WRITTEN TASK
Each entry in the listing below should be restated word for word.
● ● ● ● ●
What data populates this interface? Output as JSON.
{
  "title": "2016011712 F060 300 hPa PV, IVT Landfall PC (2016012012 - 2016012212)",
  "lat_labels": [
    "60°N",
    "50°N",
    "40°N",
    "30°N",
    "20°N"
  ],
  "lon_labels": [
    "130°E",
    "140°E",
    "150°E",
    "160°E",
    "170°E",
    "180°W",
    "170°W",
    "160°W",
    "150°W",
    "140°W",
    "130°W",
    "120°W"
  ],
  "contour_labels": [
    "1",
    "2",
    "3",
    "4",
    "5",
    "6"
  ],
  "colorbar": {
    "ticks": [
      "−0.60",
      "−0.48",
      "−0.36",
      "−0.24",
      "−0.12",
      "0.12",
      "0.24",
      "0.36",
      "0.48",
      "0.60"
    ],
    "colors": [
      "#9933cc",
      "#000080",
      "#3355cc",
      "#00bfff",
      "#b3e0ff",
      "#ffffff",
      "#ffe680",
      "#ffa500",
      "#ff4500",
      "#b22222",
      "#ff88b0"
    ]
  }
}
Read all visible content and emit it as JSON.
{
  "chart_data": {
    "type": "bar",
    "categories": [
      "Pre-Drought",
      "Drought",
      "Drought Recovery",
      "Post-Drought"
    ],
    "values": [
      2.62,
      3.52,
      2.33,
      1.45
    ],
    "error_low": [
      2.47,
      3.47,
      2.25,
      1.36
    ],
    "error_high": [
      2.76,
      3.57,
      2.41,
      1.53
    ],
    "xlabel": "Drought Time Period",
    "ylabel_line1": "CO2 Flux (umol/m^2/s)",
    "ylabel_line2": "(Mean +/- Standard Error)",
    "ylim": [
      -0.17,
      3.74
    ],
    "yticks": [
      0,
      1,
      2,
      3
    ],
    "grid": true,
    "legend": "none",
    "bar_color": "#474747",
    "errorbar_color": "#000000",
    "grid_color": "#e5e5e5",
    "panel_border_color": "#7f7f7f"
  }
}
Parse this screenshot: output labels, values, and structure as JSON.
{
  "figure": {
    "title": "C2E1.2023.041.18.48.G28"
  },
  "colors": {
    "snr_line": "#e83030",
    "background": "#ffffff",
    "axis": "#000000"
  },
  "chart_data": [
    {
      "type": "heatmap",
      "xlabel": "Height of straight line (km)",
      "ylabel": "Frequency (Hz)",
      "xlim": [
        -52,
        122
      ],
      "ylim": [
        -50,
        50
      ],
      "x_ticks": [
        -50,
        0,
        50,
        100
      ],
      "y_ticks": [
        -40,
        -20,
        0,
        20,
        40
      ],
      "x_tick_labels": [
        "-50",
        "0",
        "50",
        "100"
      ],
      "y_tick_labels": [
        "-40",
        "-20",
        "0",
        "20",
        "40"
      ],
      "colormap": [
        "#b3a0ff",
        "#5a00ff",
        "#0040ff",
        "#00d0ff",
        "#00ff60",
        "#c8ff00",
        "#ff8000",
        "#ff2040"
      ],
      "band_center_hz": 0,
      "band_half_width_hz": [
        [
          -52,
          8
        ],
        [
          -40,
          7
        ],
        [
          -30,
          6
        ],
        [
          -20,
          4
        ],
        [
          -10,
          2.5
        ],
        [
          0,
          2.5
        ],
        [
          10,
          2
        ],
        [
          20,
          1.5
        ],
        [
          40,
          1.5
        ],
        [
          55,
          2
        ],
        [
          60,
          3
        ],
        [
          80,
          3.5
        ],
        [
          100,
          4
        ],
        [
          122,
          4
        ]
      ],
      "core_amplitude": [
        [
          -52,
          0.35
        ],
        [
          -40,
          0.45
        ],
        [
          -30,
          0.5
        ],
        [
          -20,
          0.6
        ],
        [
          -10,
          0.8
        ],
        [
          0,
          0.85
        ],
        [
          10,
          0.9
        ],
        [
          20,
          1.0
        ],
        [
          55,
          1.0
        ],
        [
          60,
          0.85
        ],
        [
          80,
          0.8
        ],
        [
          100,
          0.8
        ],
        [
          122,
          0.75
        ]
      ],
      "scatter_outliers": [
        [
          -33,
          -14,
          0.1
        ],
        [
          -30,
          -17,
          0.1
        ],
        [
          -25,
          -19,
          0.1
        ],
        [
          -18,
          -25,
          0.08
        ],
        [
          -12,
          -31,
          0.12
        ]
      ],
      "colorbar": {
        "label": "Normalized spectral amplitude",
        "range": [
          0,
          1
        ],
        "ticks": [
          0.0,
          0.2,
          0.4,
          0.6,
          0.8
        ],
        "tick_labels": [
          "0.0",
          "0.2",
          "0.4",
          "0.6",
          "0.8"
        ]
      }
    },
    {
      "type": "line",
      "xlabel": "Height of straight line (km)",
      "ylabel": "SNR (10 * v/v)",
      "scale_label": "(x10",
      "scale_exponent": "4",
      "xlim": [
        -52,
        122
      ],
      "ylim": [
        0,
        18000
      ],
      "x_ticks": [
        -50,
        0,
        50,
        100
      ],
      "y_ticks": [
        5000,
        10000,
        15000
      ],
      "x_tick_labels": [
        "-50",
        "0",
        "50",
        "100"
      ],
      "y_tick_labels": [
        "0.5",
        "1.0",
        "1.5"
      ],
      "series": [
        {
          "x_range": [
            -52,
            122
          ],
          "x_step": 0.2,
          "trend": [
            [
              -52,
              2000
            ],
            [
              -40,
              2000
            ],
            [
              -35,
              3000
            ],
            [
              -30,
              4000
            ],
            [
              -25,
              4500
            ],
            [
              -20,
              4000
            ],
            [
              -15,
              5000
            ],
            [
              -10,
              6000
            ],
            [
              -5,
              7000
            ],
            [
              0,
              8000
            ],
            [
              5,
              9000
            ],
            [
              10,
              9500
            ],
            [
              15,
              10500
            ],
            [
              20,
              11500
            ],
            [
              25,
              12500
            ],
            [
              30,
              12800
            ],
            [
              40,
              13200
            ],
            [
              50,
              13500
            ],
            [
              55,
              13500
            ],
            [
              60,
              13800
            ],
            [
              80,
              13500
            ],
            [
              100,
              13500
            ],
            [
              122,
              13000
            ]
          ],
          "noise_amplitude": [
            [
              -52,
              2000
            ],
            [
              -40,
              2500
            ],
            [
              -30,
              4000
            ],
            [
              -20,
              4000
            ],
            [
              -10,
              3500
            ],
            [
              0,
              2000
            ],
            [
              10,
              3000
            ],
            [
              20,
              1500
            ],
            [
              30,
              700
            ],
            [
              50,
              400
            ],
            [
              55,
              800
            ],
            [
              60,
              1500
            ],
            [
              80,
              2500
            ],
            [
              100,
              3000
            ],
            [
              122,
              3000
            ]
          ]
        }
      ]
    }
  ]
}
● ● ● ● ●
CORRECT RESPONSE
What data populates this interface? Output as JSON.
{
  "title": "2016011712 F060 300 hPa PV, IVT Landfall PC (2016012012 - 2016012212)",
  "lat_labels": [
    "60°N",
    "50°N",
    "40°N",
    "30°N",
    "20°N"
  ],
  "lon_labels": [
    "130°E",
    "140°E",
    "150°E",
    "160°E",
    "170°E",
    "180°W",
    "170°W",
    "160°W",
    "150°W",
    "140°W",
    "130°W",
    "120°W"
  ],
  "contour_labels": [
    "1",
    "2",
    "3",
    "4",
    "5",
    "6"
  ],
  "colorbar": {
    "ticks": [
      "−0.60",
      "−0.48",
      "−0.36",
      "−0.24",
      "−0.12",
      "0.12",
      "0.24",
      "0.36",
      "0.48",
      "0.60"
    ],
    "colors": [
      "#9933cc",
      "#000080",
      "#3355cc",
      "#00bfff",
      "#b3e0ff",
      "#ffffff",
      "#ffe680",
      "#ffa500",
      "#ff4500",
      "#b22222",
      "#ff88b0"
    ]
  }
}
Read all visible content and emit it as JSON.
{
  "chart_data": {
    "type": "bar",
    "categories": [
      "Pre-Drought",
      "Drought",
      "Drought Recovery",
      "Post-Drought"
    ],
    "values": [
      2.62,
      3.52,
      2.33,
      1.45
    ],
    "error_low": [
      2.47,
      3.47,
      2.25,
      1.36
    ],
    "error_high": [
      2.76,
      3.57,
      2.41,
      1.53
    ],
    "xlabel": "Drought Time Period",
    "ylabel_line1": "CO2 Flux (umol/m^2/s)",
    "ylabel_line2": "(Mean +/- Standard Error)",
    "ylim": [
      -0.17,
      3.74
    ],
    "yticks": [
      0,
      1,
      2,
      3
    ],
    "grid": true,
    "legend": "none",
    "bar_color": "#474747",
    "errorbar_color": "#000000",
    "grid_color": "#e5e5e5",
    "panel_border_color": "#7f7f7f"
  }
}
Parse this screenshot: output labels, values, and structure as JSON.
{
  "figure": {
    "title": "C2E1.2023.041.18.48.G28"
  },
  "colors": {
    "snr_line": "#e83030",
    "background": "#ffffff",
    "axis": "#000000"
  },
  "chart_data": [
    {
      "type": "heatmap",
      "xlabel": "Height of straight line (km)",
      "ylabel": "Frequency (Hz)",
      "xlim": [
        -52,
        122
      ],
      "ylim": [
        -50,
        50
      ],
      "x_ticks": [
        -50,
        0,
        50,
        100
      ],
      "y_ticks": [
        -40,
        -20,
        0,
        20,
        40
      ],
      "x_tick_labels": [
        "-50",
        "0",
        "50",
        "100"
      ],
      "y_tick_labels": [
        "-40",
        "-20",
        "0",
        "20",
        "40"
      ],
      "colormap": [
        "#b3a0ff",
        "#5a00ff",
        "#0040ff",
        "#00d0ff",
        "#00ff60",
        "#c8ff00",
        "#ff8000",
        "#ff2040"
      ],
      "band_center_hz": 0,
      "band_half_width_hz": [
        [
          -52,
          8
        ],
        [
          -40,
          7
        ],
        [
          -30,
          6
        ],
        [
          -20,
          4
        ],
        [
          -10,
          2.5
        ],
        [
          0,
          2.5
        ],
        [
          10,
          2
        ],
        [
          20,
          1.5
        ],
        [
          40,
          1.5
        ],
        [
          55,
          2
        ],
        [
          60,
          3
        ],
        [
          80,
          3.5
        ],
        [
          100,
          4
        ],
        [
          122,
          4
        ]
      ],
      "core_amplitude": [
        [
          -52,
          0.35
        ],
        [
          -40,
          0.45
        ],
        [
          -30,
          0.5
        ],
        [
          -20,
          0.6
        ],
        [
          -10,
          0.8
        ],
        [
          0,
          0.85
        ],
        [
          10,
          0.9
        ],
        [
          20,
          1.0
        ],
        [
          55,
          1.0
        ],
        [
          60,
          0.85
        ],
        [
          80,
          0.8
        ],
        [
          100,
          0.8
        ],
        [
          122,
          0.75
        ]
      ],
      "scatter_outliers": [
        [
          -33,
          -14,
          0.1
        ],
        [
          -30,
          -17,
          0.1
        ],
        [
          -25,
          -19,
          0.1
        ],
        [
          -18,
          -25,
          0.08
        ],
        [
          -12,
          -31,
          0.12
        ]
      ],
      "colorbar": {
        "label": "Normalized spectral amplitude",
        "range": [
          0,
          1
        ],
        "ticks": [
          0.0,
          0.2,
          0.4,
          0.6,
          0.8
        ],
        "tick_labels": [
          "0.0",
          "0.2",
          "0.4",
          "0.6",
          "0.8"
        ]
      }
    },
    {
      "type": "line",
      "xlabel": "Height of straight line (km)",
      "ylabel": "SNR (10 * v/v)",
      "scale_label": "(x10",
      "scale_exponent": "4",
      "xlim": [
        -52,
        122
      ],
      "ylim": [
        0,
        18000
      ],
      "x_ticks": [
        -50,
        0,
        50,
        100
      ],
      "y_ticks": [
        5000,
        10000,
        15000
      ],
      "x_tick_labels": [
        "-50",
        "0",
        "50",
        "100"
      ],
      "y_tick_labels": [
        "0.5",
        "1.0",
        "1.5"
      ],
      "series": [
        {
          "x_range": [
            -52,
            122
          ],
          "x_step": 0.2,
          "trend": [
            [
              -52,
              2000
            ],
            [
              -40,
              2000
            ],
            [
              -35,
              3000
            ],
            [
              -30,
              4000
            ],
            [
              -25,
              4500
            ],
            [
              -20,
              4000
            ],
            [
              -15,
              5000
            ],
            [
              -10,
              6000
            ],
            [
              -5,
              7000
            ],
            [
              0,
              8000
            ],
            [
              5,
              9000
            ],
            [
              10,
              9500
            ],
            [
              15,
              10500
            ],
            [
              20,
              11500
            ],
            [
              25,
              12500
            ],
            [
              30,
              12800
            ],
            [
              40,
              13200
            ],
            [
              50,
              13500
            ],
            [
              55,
              13500
            ],
            [
              60,
              13800
            ],
            [
              80,
              13500
            ],
            [
              100,
              13500
            ],
            [
              122,
              13000
            ]
          ],
          "noise_amplitude": [
            [
              -52,
              2000
            ],
            [
              -40,
              2500
            ],
            [
              -30,
              4000
            ],
            [
              -20,
              4000
            ],
            [
              -10,
              3500
            ],
            [
              0,
              2000
            ],
            [
              10,
              3000
            ],
            [
              20,
              1500
            ],
            [
              30,
              700
            ],
            [
              50,
              400
            ],
            [
              55,
              800
            ],
            [
              60,
              1500
            ],
            [
              80,
              2500
            ],
            [
              100,
              3000
            ],
            [
              122,
              3000
            ]
          ]
        }
      ]
    }
  ]
}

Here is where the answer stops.